- _Description of the task_
Pull out every line below holding the word "units".

- _Collected data entries_
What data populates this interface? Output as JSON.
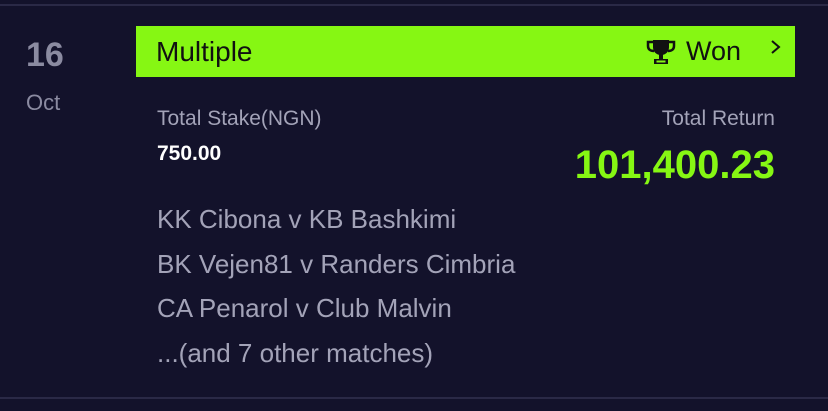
{
  "bet": {
    "date": {
      "day": "16",
      "month": "Oct"
    },
    "type": "Multiple",
    "status": {
      "label": "Won",
      "icon": "trophy-icon"
    },
    "stake": {
      "label": "Total Stake(NGN)",
      "value": "750.00"
    },
    "return": {
      "label": "Total Return",
      "value": "101,400.23"
    },
    "matches": [
      "KK Cibona v KB Bashkimi",
      "BK Vejen81 v Randers Cimbria",
      "CA Penarol v Club Malvin",
      "...(and 7 other matches)"
    ]
  },
  "colors": {
    "background": "#13122b",
    "accent": "#86f713",
    "muted_text": "#a3a3b8"
  }
}
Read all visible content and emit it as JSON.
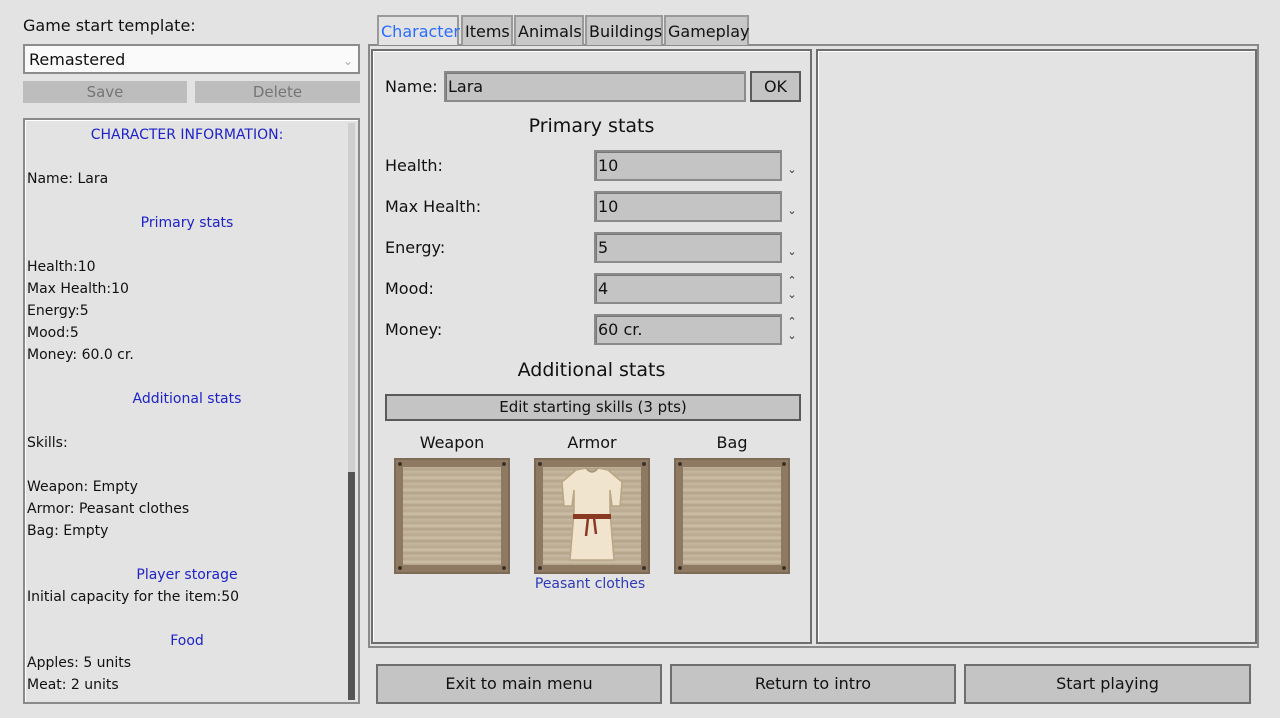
{
  "template": {
    "label": "Game start template:",
    "selected": "Remastered",
    "save_label": "Save",
    "delete_label": "Delete"
  },
  "info": {
    "title": "CHARACTER INFORMATION:",
    "name_line": "Name: Lara",
    "primary_header": "Primary stats",
    "health_line": "Health:10",
    "max_health_line": "Max Health:10",
    "energy_line": "Energy:5",
    "mood_line": "Mood:5",
    "money_line": "Money: 60.0 cr.",
    "additional_header": "Additional stats",
    "skills_line": "Skills:",
    "weapon_line": "Weapon: Empty",
    "armor_line": "Armor: Peasant clothes",
    "bag_line": "Bag: Empty",
    "storage_header": "Player storage",
    "storage_line": "Initial capacity for the item:50",
    "food_header": "Food",
    "apples_line": "Apples: 5 units",
    "meat_line": "Meat: 2 units"
  },
  "tabs": [
    "Character",
    "Items",
    "Animals",
    "Buildings",
    "Gameplay"
  ],
  "active_tab": "Character",
  "character": {
    "name_label": "Name:",
    "name_value": "Lara",
    "ok_label": "OK",
    "primary_title": "Primary stats",
    "stats": [
      {
        "label": "Health:",
        "value": "10"
      },
      {
        "label": "Max Health:",
        "value": "10"
      },
      {
        "label": "Energy:",
        "value": "5"
      },
      {
        "label": "Mood:",
        "value": "4"
      },
      {
        "label": "Money:",
        "value": "60 cr."
      }
    ],
    "additional_title": "Additional stats",
    "skills_button": "Edit starting skills (3 pts)",
    "slots": {
      "weapon": "Weapon",
      "armor": "Armor",
      "bag": "Bag"
    },
    "armor_item": "Peasant clothes"
  },
  "bottom": {
    "exit_label": "Exit to main menu",
    "intro_label": "Return to intro",
    "start_label": "Start playing"
  },
  "colors": {
    "active_tab": "#2a6cff",
    "info_header": "#1e22c8",
    "item_link": "#2e3ab8",
    "panel_bg": "#e3e3e3",
    "field_bg": "#c4c4c4"
  }
}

- _Response to the task_
    "apples_line": "Apples: 5 units",
    "meat_line": "Meat: 2 units"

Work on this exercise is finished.